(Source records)
____
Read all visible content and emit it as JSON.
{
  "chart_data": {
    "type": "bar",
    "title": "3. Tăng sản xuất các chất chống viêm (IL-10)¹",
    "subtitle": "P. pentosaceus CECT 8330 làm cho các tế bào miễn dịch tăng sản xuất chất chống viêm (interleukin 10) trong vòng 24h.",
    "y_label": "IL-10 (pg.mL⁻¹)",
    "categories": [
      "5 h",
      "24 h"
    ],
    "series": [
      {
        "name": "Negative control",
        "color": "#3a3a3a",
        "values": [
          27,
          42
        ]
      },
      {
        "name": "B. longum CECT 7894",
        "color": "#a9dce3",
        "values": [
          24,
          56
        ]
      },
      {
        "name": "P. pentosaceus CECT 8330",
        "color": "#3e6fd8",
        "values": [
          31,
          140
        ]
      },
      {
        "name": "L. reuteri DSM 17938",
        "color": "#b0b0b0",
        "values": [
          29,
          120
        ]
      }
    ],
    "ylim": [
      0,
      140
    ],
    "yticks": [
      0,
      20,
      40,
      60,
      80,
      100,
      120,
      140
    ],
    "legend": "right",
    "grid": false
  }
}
____
→ **WRITTEN INSTRUCTION**
Word for word, extract all the records.

→ **RESPONSE TO THE TASK**
Read all visible content and emit it as JSON.
{
  "chart_data": {
    "type": "bar",
    "title": "3. Tăng sản xuất các chất chống viêm (IL-10)¹",
    "subtitle": "P. pentosaceus CECT 8330 làm cho các tế bào miễn dịch tăng sản xuất chất chống viêm (interleukin 10) trong vòng 24h.",
    "y_label": "IL-10 (pg.mL⁻¹)",
    "categories": [
      "5 h",
      "24 h"
    ],
    "series": [
      {
        "name": "Negative control",
        "color": "#3a3a3a",
        "values": [
          27,
          42
        ]
      },
      {
        "name": "B. longum CECT 7894",
        "color": "#a9dce3",
        "values": [
          24,
          56
        ]
      },
      {
        "name": "P. pentosaceus CECT 8330",
        "color": "#3e6fd8",
        "values": [
          31,
          140
        ]
      },
      {
        "name": "L. reuteri DSM 17938",
        "color": "#b0b0b0",
        "values": [
          29,
          120
        ]
      }
    ],
    "ylim": [
      0,
      140
    ],
    "yticks": [
      0,
      20,
      40,
      60,
      80,
      100,
      120,
      140
    ],
    "legend": "right",
    "grid": false
  }
}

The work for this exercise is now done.